--- Set exercise ---
Produce a verbatim copy of the entries listed below.

--- Records ---
········

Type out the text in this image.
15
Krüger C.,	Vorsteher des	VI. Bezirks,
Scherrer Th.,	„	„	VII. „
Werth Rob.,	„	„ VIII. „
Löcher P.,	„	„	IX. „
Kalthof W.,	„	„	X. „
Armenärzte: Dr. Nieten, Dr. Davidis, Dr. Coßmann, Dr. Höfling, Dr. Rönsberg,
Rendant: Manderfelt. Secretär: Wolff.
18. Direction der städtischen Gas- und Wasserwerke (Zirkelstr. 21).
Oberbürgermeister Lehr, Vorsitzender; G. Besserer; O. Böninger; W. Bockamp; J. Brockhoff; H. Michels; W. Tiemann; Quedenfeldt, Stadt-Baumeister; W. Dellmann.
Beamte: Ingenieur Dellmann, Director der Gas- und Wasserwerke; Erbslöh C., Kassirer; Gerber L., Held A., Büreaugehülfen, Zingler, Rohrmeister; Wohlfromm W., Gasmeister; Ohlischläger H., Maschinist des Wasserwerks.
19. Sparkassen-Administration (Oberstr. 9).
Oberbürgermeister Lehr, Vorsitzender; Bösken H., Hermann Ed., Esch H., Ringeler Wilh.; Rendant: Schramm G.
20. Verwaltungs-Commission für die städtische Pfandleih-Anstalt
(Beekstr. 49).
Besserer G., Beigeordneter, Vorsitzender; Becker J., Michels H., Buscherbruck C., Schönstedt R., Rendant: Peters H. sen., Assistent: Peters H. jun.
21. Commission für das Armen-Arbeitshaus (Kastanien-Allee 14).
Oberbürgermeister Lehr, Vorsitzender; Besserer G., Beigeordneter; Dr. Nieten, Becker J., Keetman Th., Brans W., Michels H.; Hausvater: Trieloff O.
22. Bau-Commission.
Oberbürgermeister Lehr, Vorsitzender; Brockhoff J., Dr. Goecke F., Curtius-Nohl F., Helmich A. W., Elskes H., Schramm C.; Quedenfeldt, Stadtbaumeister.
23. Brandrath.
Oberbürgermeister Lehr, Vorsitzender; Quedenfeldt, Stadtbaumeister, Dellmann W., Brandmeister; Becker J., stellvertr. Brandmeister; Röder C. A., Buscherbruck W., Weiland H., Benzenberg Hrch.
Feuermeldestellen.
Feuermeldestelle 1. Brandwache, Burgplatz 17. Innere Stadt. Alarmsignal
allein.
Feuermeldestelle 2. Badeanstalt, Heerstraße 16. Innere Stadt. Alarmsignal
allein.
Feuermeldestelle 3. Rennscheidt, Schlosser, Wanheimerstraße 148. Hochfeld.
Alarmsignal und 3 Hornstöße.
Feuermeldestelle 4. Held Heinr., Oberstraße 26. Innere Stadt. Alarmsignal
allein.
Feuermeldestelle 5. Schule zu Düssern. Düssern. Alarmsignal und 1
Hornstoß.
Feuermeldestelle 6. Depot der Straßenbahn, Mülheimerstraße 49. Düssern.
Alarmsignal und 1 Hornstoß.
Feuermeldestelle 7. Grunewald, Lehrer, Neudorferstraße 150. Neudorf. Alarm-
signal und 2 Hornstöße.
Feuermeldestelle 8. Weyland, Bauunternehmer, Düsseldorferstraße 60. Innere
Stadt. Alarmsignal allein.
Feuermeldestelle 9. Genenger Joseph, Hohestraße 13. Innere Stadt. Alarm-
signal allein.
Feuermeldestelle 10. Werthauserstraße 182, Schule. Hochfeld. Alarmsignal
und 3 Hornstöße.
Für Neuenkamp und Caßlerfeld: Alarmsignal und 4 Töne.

········

--- Solved problem ---
Type out the text in this image.
15
Krüger C.,	Vorsteher des	VI. Bezirks,
Scherrer Th.,	„	„	VII. „
Werth Rob.,	„	„ VIII. „
Löcher P.,	„	„	IX. „
Kalthof W.,	„	„	X. „
Armenärzte: Dr. Nieten, Dr. Davidis, Dr. Coßmann, Dr. Höfling, Dr. Rönsberg,
Rendant: Manderfelt. Secretär: Wolff.
18. Direction der städtischen Gas- und Wasserwerke (Zirkelstr. 21).
Oberbürgermeister Lehr, Vorsitzender; G. Besserer; O. Böninger; W. Bockamp; J. Brockhoff; H. Michels; W. Tiemann; Quedenfeldt, Stadt-Baumeister; W. Dellmann.
Beamte: Ingenieur Dellmann, Director der Gas- und Wasserwerke; Erbslöh C., Kassirer; Gerber L., Held A., Büreaugehülfen, Zingler, Rohrmeister; Wohlfromm W., Gasmeister; Ohlischläger H., Maschinist des Wasserwerks.
19. Sparkassen-Administration (Oberstr. 9).
Oberbürgermeister Lehr, Vorsitzender; Bösken H., Hermann Ed., Esch H., Ringeler Wilh.; Rendant: Schramm G.
20. Verwaltungs-Commission für die städtische Pfandleih-Anstalt
(Beekstr. 49).
Besserer G., Beigeordneter, Vorsitzender; Becker J., Michels H., Buscherbruck C., Schönstedt R., Rendant: Peters H. sen., Assistent: Peters H. jun.
21. Commission für das Armen-Arbeitshaus (Kastanien-Allee 14).
Oberbürgermeister Lehr, Vorsitzender; Besserer G., Beigeordneter; Dr. Nieten, Becker J., Keetman Th., Brans W., Michels H.; Hausvater: Trieloff O.
22. Bau-Commission.
Oberbürgermeister Lehr, Vorsitzender; Brockhoff J., Dr. Goecke F., Curtius-Nohl F., Helmich A. W., Elskes H., Schramm C.; Quedenfeldt, Stadtbaumeister.
23. Brandrath.
Oberbürgermeister Lehr, Vorsitzender; Quedenfeldt, Stadtbaumeister, Dellmann W., Brandmeister; Becker J., stellvertr. Brandmeister; Röder C. A., Buscherbruck W., Weiland H., Benzenberg Hrch.
Feuermeldestellen.
Feuermeldestelle 1. Brandwache, Burgplatz 17. Innere Stadt. Alarmsignal
allein.
Feuermeldestelle 2. Badeanstalt, Heerstraße 16. Innere Stadt. Alarmsignal
allein.
Feuermeldestelle 3. Rennscheidt, Schlosser, Wanheimerstraße 148. Hochfeld.
Alarmsignal und 3 Hornstöße.
Feuermeldestelle 4. Held Heinr., Oberstraße 26. Innere Stadt. Alarmsignal
allein.
Feuermeldestelle 5. Schule zu Düssern. Düssern. Alarmsignal und 1
Hornstoß.
Feuermeldestelle 6. Depot der Straßenbahn, Mülheimerstraße 49. Düssern.
Alarmsignal und 1 Hornstoß.
Feuermeldestelle 7. Grunewald, Lehrer, Neudorferstraße 150. Neudorf. Alarm-
signal und 2 Hornstöße.
Feuermeldestelle 8. Weyland, Bauunternehmer, Düsseldorferstraße 60. Innere
Stadt. Alarmsignal allein.
Feuermeldestelle 9. Genenger Joseph, Hohestraße 13. Innere Stadt. Alarm-
signal allein.
Feuermeldestelle 10. Werthauserstraße 182, Schule. Hochfeld. Alarmsignal
und 3 Hornstöße.
Für Neuenkamp und Caßlerfeld: Alarmsignal und 4 Töne.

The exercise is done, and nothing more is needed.